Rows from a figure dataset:
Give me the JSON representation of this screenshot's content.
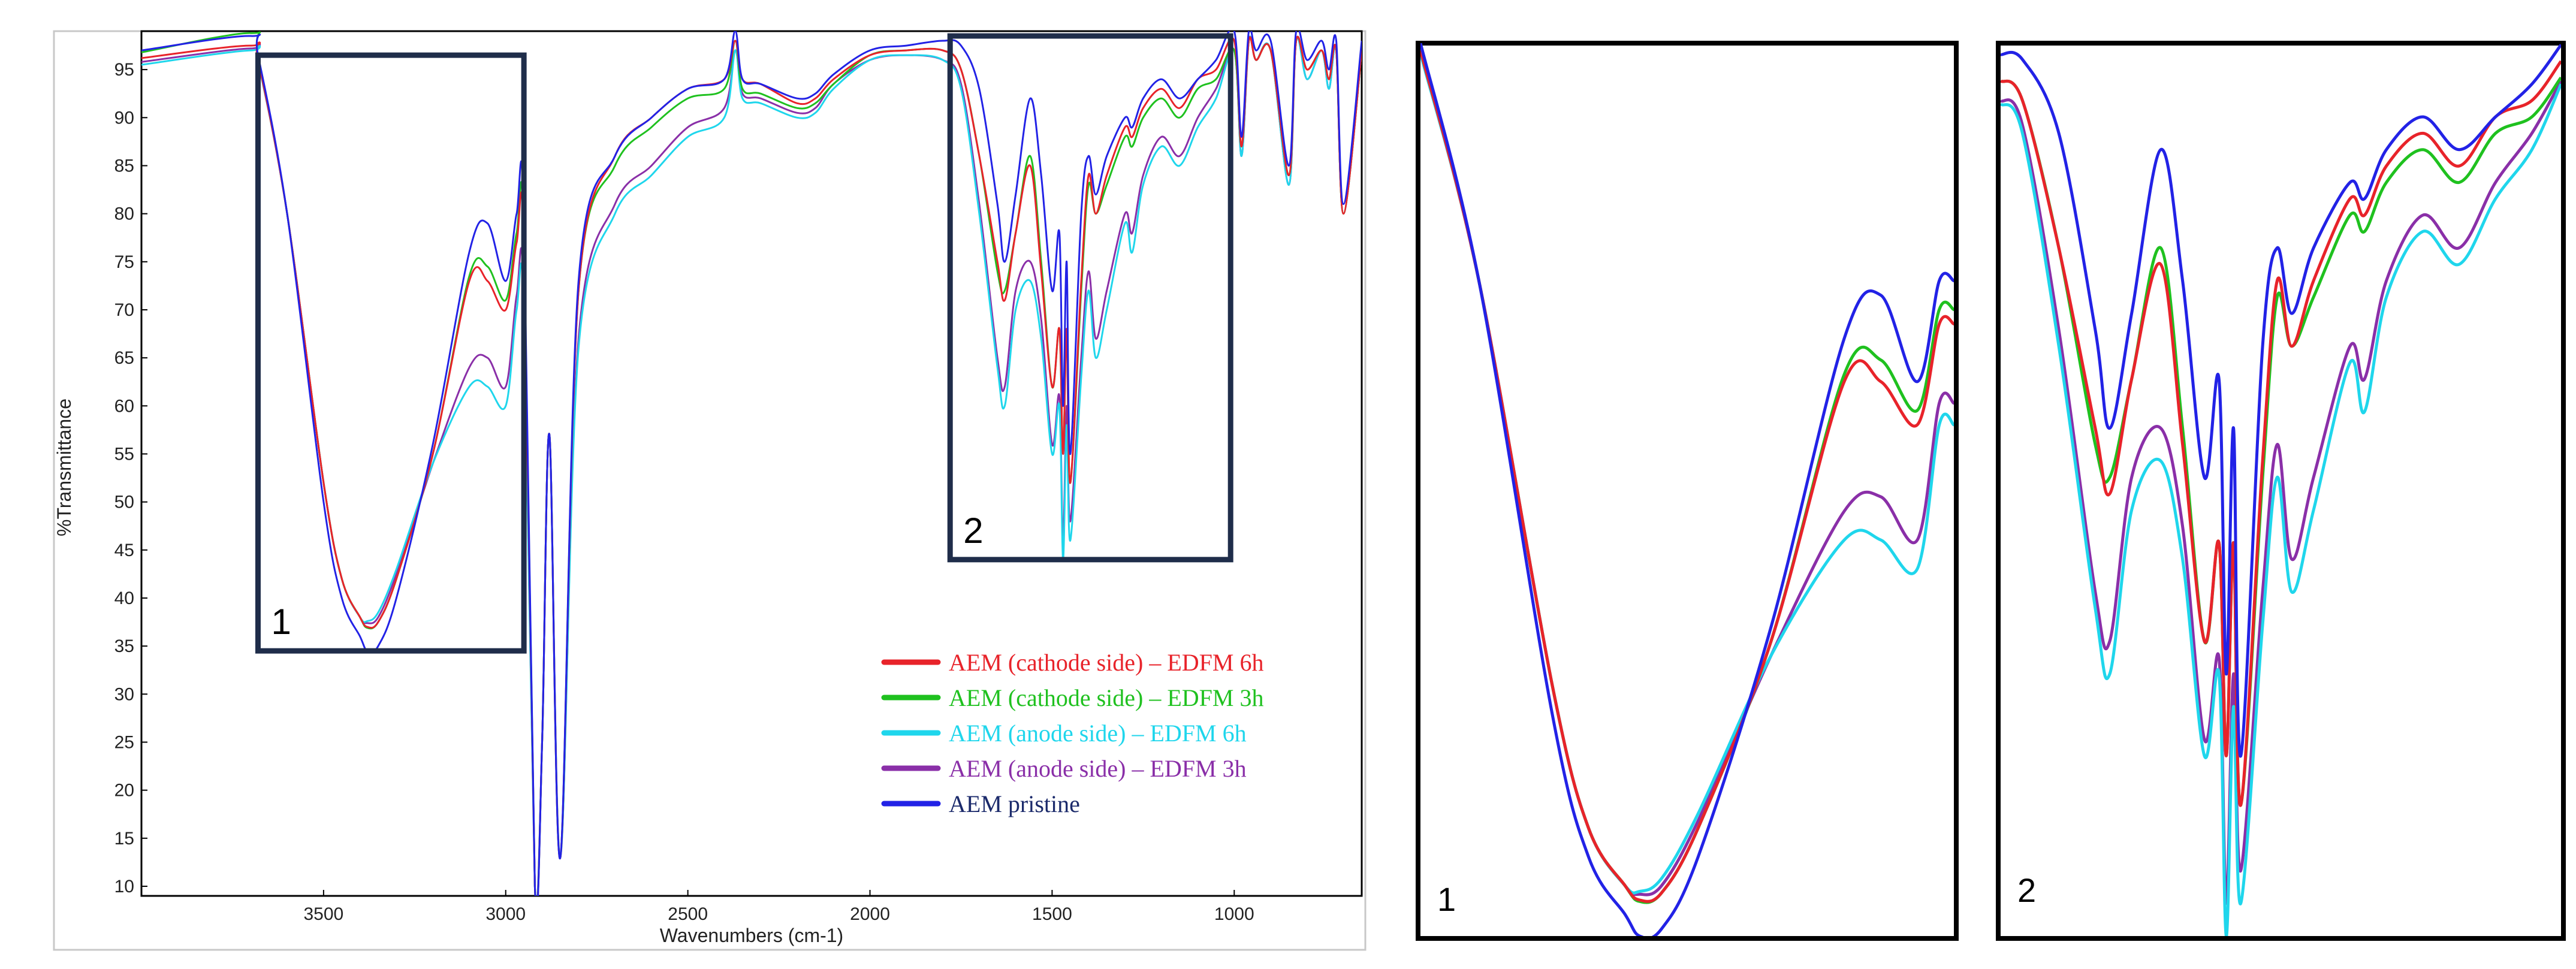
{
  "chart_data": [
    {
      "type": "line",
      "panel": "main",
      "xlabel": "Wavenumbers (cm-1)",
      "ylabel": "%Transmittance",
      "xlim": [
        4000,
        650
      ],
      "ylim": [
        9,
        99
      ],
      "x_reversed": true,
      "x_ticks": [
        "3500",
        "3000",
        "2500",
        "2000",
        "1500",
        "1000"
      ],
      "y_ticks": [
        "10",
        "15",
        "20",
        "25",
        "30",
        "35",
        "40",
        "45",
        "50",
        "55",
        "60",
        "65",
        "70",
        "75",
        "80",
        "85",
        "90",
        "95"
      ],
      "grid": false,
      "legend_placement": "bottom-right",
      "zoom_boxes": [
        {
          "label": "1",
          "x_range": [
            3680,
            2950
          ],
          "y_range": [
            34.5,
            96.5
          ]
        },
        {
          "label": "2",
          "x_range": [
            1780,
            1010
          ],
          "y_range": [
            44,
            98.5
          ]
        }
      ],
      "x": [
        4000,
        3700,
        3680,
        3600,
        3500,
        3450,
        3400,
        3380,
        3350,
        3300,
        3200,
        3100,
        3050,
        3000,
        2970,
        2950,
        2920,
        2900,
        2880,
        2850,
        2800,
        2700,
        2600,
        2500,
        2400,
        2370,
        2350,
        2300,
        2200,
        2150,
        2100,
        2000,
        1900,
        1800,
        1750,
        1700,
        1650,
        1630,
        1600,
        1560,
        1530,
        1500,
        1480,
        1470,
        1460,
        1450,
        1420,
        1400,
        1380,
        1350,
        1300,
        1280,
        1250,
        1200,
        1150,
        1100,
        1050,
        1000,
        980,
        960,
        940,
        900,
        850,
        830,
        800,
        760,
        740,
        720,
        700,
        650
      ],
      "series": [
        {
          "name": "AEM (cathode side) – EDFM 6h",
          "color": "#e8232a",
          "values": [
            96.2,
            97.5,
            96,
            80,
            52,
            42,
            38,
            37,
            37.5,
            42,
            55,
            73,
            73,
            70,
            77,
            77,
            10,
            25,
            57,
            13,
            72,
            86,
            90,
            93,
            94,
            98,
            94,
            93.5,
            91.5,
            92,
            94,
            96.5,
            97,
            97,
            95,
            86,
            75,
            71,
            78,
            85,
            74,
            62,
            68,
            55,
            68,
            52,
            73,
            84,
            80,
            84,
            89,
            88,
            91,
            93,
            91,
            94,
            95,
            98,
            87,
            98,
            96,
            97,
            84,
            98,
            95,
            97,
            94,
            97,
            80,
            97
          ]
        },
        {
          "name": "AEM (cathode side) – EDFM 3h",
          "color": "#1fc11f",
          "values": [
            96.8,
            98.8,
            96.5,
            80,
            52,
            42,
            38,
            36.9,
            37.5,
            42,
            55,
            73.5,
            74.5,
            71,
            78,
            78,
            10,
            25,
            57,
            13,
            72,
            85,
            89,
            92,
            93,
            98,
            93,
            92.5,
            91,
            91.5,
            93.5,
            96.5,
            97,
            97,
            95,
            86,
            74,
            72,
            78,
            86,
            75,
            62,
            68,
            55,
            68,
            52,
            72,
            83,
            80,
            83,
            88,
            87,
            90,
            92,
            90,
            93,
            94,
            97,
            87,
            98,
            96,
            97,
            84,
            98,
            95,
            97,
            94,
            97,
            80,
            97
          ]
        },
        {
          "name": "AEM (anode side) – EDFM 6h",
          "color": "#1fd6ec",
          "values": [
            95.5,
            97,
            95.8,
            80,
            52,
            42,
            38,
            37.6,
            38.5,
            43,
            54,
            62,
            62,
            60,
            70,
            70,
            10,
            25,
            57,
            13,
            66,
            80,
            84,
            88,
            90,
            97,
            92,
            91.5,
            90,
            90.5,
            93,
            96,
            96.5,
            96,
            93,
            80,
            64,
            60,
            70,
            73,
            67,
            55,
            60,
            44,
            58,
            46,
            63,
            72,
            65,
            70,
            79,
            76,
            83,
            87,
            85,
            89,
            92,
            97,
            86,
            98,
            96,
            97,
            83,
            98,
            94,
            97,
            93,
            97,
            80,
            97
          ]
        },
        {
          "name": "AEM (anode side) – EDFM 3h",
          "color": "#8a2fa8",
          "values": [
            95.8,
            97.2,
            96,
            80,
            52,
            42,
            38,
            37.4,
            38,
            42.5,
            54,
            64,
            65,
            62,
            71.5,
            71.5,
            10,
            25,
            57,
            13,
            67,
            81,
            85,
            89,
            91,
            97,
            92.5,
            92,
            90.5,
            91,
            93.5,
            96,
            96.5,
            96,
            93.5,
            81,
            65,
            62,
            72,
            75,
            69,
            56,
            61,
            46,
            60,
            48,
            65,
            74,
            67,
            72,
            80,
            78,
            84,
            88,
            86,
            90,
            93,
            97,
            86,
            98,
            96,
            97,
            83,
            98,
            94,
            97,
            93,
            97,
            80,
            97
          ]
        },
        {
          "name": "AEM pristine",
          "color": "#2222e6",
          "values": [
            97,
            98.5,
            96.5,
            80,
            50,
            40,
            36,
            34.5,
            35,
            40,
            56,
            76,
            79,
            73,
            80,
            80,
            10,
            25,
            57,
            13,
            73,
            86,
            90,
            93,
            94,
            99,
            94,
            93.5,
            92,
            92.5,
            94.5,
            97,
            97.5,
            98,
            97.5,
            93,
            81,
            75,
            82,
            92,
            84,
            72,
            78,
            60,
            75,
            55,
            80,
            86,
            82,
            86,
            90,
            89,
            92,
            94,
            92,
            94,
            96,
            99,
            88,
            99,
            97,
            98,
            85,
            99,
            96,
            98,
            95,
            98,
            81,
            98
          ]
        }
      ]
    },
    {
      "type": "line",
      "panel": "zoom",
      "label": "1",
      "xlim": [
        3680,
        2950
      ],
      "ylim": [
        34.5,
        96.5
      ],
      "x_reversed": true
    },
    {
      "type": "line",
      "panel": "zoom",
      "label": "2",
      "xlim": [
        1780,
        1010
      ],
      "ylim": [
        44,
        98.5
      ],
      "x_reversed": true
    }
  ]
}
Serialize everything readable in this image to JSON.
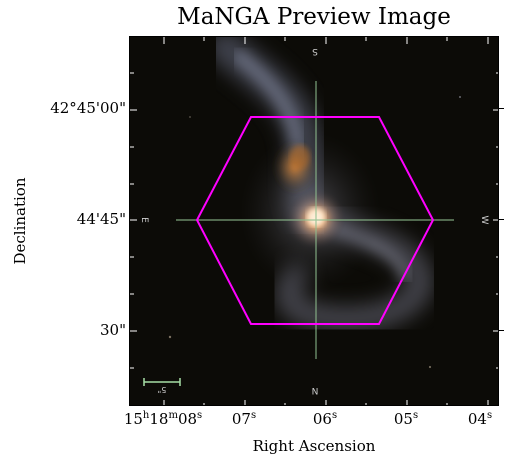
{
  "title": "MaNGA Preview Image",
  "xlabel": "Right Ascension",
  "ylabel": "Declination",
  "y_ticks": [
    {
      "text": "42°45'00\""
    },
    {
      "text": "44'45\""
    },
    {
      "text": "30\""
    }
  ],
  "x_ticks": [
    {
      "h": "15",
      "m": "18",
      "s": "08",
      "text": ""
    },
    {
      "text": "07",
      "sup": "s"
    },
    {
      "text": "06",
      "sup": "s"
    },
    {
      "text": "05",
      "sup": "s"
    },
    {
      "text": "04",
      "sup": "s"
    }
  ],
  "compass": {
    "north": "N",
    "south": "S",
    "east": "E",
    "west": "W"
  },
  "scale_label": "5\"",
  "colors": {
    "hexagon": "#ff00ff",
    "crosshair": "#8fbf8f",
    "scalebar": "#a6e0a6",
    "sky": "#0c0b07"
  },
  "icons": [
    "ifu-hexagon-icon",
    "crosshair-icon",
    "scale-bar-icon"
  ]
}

* EXERCISE DIRECTIONS *
Determine the number of lines in these entries that contain the word "EDFM", and write only that number.

* REPLY TO THE TASK *
4